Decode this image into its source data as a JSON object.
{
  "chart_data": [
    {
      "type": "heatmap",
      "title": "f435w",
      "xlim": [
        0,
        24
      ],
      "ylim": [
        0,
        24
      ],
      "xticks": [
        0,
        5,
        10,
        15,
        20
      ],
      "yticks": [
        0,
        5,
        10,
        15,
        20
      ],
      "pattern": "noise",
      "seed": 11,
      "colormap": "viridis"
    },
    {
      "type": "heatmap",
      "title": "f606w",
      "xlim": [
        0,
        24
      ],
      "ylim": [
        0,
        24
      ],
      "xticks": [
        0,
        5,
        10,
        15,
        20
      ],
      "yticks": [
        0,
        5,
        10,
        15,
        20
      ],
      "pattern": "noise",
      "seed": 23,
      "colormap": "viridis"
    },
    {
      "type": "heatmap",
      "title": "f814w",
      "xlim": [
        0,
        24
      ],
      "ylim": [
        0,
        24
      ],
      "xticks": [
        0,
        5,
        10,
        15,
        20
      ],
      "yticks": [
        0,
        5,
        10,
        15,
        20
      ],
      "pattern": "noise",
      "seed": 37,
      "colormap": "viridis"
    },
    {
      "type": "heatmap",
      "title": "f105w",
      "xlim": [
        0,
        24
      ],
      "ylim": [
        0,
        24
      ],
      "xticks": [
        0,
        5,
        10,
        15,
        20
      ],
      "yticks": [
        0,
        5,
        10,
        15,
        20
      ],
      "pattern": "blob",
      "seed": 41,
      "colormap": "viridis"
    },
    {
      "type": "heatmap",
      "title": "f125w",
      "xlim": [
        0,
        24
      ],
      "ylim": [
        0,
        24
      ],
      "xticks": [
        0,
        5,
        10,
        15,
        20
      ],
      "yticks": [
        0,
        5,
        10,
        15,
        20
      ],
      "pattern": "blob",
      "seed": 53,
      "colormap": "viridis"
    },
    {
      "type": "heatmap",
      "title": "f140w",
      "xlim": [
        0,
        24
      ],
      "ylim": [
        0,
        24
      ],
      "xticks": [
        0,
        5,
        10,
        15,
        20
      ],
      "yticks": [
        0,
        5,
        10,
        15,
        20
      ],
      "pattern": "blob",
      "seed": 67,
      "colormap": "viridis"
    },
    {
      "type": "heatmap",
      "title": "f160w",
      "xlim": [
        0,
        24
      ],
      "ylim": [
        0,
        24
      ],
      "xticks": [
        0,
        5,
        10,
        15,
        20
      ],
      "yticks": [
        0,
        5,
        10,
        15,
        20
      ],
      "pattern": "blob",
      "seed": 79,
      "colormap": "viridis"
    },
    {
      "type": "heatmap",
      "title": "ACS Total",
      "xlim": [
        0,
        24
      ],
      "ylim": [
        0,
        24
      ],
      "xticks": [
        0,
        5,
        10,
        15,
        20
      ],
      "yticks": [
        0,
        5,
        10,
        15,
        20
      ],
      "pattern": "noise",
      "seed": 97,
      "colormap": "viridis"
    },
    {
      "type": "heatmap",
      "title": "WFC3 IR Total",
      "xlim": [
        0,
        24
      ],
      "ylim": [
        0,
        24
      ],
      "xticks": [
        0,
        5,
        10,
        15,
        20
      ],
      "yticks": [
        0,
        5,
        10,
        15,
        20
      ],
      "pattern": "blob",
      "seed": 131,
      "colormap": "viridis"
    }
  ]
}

━━━━━━━━

DIRECTION
Reproduce each entry from the records above, character for character.

REPLY TO THE TASK
Decode this image into its source data as a JSON object.
{
  "chart_data": [
    {
      "type": "heatmap",
      "title": "f435w",
      "xlim": [
        0,
        24
      ],
      "ylim": [
        0,
        24
      ],
      "xticks": [
        0,
        5,
        10,
        15,
        20
      ],
      "yticks": [
        0,
        5,
        10,
        15,
        20
      ],
      "pattern": "noise",
      "seed": 11,
      "colormap": "viridis"
    },
    {
      "type": "heatmap",
      "title": "f606w",
      "xlim": [
        0,
        24
      ],
      "ylim": [
        0,
        24
      ],
      "xticks": [
        0,
        5,
        10,
        15,
        20
      ],
      "yticks": [
        0,
        5,
        10,
        15,
        20
      ],
      "pattern": "noise",
      "seed": 23,
      "colormap": "viridis"
    },
    {
      "type": "heatmap",
      "title": "f814w",
      "xlim": [
        0,
        24
      ],
      "ylim": [
        0,
        24
      ],
      "xticks": [
        0,
        5,
        10,
        15,
        20
      ],
      "yticks": [
        0,
        5,
        10,
        15,
        20
      ],
      "pattern": "noise",
      "seed": 37,
      "colormap": "viridis"
    },
    {
      "type": "heatmap",
      "title": "f105w",
      "xlim": [
        0,
        24
      ],
      "ylim": [
        0,
        24
      ],
      "xticks": [
        0,
        5,
        10,
        15,
        20
      ],
      "yticks": [
        0,
        5,
        10,
        15,
        20
      ],
      "pattern": "blob",
      "seed": 41,
      "colormap": "viridis"
    },
    {
      "type": "heatmap",
      "title": "f125w",
      "xlim": [
        0,
        24
      ],
      "ylim": [
        0,
        24
      ],
      "xticks": [
        0,
        5,
        10,
        15,
        20
      ],
      "yticks": [
        0,
        5,
        10,
        15,
        20
      ],
      "pattern": "blob",
      "seed": 53,
      "colormap": "viridis"
    },
    {
      "type": "heatmap",
      "title": "f140w",
      "xlim": [
        0,
        24
      ],
      "ylim": [
        0,
        24
      ],
      "xticks": [
        0,
        5,
        10,
        15,
        20
      ],
      "yticks": [
        0,
        5,
        10,
        15,
        20
      ],
      "pattern": "blob",
      "seed": 67,
      "colormap": "viridis"
    },
    {
      "type": "heatmap",
      "title": "f160w",
      "xlim": [
        0,
        24
      ],
      "ylim": [
        0,
        24
      ],
      "xticks": [
        0,
        5,
        10,
        15,
        20
      ],
      "yticks": [
        0,
        5,
        10,
        15,
        20
      ],
      "pattern": "blob",
      "seed": 79,
      "colormap": "viridis"
    },
    {
      "type": "heatmap",
      "title": "ACS Total",
      "xlim": [
        0,
        24
      ],
      "ylim": [
        0,
        24
      ],
      "xticks": [
        0,
        5,
        10,
        15,
        20
      ],
      "yticks": [
        0,
        5,
        10,
        15,
        20
      ],
      "pattern": "noise",
      "seed": 97,
      "colormap": "viridis"
    },
    {
      "type": "heatmap",
      "title": "WFC3 IR Total",
      "xlim": [
        0,
        24
      ],
      "ylim": [
        0,
        24
      ],
      "xticks": [
        0,
        5,
        10,
        15,
        20
      ],
      "yticks": [
        0,
        5,
        10,
        15,
        20
      ],
      "pattern": "blob",
      "seed": 131,
      "colormap": "viridis"
    }
  ]
}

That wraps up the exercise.